* **SET PROBLEM**
Reproduce the listing below character for character; drop every image.

begin RECORD SET

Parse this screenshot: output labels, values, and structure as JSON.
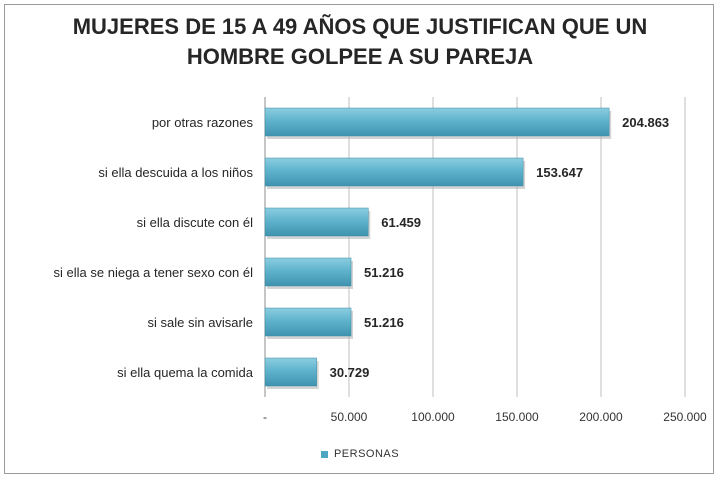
{
  "chart_data": {
    "type": "bar",
    "orientation": "horizontal",
    "title_lines": [
      "MUJERES DE 15 A 49 AÑOS QUE JUSTIFICAN QUE UN",
      "HOMBRE GOLPEE A SU PAREJA"
    ],
    "categories": [
      "por otras razones",
      "si ella descuida a los niños",
      "si ella discute con él",
      "si ella se niega a tener sexo con él",
      "si sale sin avisarle",
      "si ella quema la comida"
    ],
    "series": [
      {
        "name": "PERSONAS",
        "values": [
          204863,
          153647,
          61459,
          51216,
          51216,
          30729
        ],
        "labels": [
          "204.863",
          "153.647",
          "61.459",
          "51.216",
          "51.216",
          "30.729"
        ]
      }
    ],
    "xlim": [
      0,
      250000
    ],
    "xticks": [
      0,
      50000,
      100000,
      150000,
      200000,
      250000
    ],
    "xtick_labels": [
      "-",
      "50.000",
      "100.000",
      "150.000",
      "200.000",
      "250.000"
    ],
    "grid": true,
    "legend_position": "bottom",
    "bar_color": "#4fa6c2"
  }
}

end RECORD SET

* **PROBLEM SOLUTION**
Parse this screenshot: output labels, values, and structure as JSON.
{
  "chart_data": {
    "type": "bar",
    "orientation": "horizontal",
    "title_lines": [
      "MUJERES DE 15 A 49 AÑOS QUE JUSTIFICAN QUE UN",
      "HOMBRE GOLPEE A SU PAREJA"
    ],
    "categories": [
      "por otras razones",
      "si ella descuida a los niños",
      "si ella discute con él",
      "si ella se niega a tener sexo con él",
      "si sale sin avisarle",
      "si ella quema la comida"
    ],
    "series": [
      {
        "name": "PERSONAS",
        "values": [
          204863,
          153647,
          61459,
          51216,
          51216,
          30729
        ],
        "labels": [
          "204.863",
          "153.647",
          "61.459",
          "51.216",
          "51.216",
          "30.729"
        ]
      }
    ],
    "xlim": [
      0,
      250000
    ],
    "xticks": [
      0,
      50000,
      100000,
      150000,
      200000,
      250000
    ],
    "xtick_labels": [
      "-",
      "50.000",
      "100.000",
      "150.000",
      "200.000",
      "250.000"
    ],
    "grid": true,
    "legend_position": "bottom",
    "bar_color": "#4fa6c2"
  }
}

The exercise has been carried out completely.